• RAW DATA:
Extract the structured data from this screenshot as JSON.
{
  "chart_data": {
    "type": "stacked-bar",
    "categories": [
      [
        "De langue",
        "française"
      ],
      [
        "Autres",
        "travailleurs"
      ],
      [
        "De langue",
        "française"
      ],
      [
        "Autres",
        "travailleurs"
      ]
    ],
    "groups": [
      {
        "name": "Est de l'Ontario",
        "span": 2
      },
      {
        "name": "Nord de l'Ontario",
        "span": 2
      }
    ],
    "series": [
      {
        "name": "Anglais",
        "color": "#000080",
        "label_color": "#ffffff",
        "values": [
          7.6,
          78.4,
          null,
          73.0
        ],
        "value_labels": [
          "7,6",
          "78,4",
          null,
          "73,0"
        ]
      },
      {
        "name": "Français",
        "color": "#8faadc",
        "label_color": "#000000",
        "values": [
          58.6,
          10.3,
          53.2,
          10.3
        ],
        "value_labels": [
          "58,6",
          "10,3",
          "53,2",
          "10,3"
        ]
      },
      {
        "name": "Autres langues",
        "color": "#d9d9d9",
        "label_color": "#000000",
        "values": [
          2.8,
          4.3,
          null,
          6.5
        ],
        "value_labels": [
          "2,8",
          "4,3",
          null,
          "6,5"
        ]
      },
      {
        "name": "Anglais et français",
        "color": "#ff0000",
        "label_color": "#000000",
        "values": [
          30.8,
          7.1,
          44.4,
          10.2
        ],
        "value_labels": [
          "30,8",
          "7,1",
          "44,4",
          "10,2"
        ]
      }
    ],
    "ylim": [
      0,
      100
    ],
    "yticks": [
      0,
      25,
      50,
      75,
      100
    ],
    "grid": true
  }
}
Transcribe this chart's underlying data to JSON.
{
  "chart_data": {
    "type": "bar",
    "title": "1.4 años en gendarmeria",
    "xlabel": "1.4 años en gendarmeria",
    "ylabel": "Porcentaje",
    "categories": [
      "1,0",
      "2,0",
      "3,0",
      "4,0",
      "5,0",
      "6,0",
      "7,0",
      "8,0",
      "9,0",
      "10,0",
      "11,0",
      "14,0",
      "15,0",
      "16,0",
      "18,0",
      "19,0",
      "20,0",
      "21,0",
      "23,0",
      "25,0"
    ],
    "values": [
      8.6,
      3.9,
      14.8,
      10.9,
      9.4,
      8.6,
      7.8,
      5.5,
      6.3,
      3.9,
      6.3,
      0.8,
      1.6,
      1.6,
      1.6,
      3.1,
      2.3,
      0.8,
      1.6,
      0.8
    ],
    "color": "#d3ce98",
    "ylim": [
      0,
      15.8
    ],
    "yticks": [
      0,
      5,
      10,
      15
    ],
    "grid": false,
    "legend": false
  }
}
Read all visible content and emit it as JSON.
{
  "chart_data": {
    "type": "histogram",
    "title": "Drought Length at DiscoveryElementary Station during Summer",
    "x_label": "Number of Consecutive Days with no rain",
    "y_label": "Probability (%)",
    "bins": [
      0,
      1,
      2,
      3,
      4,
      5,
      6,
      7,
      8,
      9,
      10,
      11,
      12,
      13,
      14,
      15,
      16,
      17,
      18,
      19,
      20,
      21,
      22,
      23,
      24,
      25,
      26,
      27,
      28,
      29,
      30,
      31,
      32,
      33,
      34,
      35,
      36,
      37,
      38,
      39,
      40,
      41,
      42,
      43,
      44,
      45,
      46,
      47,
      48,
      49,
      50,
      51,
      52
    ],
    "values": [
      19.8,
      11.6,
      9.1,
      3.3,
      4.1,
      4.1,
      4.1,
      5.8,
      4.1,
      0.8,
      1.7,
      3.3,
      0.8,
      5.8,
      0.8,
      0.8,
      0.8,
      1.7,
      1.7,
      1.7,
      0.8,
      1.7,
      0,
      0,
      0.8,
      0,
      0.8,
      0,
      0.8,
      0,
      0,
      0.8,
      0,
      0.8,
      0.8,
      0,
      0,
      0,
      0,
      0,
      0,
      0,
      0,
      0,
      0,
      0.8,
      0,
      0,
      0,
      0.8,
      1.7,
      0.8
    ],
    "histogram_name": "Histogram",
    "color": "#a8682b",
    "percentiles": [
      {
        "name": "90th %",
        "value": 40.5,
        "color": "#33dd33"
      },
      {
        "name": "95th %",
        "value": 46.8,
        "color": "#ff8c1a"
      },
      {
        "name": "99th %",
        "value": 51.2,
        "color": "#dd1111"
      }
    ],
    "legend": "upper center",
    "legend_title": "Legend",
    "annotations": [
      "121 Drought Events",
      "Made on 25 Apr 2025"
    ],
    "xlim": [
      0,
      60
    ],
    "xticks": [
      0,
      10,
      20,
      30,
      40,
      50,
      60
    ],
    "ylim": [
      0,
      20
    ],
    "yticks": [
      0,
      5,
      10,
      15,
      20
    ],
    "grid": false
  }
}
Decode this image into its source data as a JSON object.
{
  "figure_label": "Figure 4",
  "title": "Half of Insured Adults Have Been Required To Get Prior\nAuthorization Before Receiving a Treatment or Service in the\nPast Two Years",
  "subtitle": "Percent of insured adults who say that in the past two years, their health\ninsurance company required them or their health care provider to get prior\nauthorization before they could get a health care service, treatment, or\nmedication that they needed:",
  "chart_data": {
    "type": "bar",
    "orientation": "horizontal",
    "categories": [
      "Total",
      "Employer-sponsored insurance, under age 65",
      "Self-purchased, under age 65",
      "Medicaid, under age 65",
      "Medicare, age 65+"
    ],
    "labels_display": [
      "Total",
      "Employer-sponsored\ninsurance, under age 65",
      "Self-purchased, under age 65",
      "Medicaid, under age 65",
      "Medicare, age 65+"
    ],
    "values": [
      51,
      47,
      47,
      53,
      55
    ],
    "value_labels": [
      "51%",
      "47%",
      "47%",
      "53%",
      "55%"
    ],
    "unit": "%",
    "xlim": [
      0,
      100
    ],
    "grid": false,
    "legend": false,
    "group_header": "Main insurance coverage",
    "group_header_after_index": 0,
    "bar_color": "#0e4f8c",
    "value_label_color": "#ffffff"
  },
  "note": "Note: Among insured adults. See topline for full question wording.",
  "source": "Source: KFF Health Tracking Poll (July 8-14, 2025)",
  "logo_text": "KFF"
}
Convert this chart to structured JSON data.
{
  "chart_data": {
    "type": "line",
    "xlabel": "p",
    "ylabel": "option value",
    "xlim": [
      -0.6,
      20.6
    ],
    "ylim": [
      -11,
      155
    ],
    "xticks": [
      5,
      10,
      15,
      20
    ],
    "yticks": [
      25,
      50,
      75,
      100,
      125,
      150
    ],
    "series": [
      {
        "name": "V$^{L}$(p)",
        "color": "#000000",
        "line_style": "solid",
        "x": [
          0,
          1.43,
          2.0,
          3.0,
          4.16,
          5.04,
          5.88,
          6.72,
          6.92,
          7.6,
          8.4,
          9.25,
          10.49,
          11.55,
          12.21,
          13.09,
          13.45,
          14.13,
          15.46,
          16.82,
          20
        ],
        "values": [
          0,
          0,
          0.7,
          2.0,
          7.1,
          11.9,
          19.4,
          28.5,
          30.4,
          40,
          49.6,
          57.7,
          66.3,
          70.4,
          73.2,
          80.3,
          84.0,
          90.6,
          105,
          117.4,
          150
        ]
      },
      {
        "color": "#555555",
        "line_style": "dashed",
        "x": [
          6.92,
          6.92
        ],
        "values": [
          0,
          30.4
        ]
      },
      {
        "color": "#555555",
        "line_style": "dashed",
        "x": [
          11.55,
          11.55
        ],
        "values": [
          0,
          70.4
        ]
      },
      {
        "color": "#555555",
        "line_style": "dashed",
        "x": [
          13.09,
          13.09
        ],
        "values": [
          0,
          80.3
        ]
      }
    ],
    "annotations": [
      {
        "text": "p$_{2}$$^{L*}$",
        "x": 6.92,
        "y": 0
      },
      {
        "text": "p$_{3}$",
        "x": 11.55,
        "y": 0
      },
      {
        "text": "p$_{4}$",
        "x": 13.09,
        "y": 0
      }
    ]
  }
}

• WHAT YOU NEED TO DO: Note every line above where the string "source" shows up, and copy those lines.

• FULL ANSWER:
Decode this image into its source data as a JSON object.
  "source": "Source: KFF Health Tracking Poll (July 8-14, 2025)",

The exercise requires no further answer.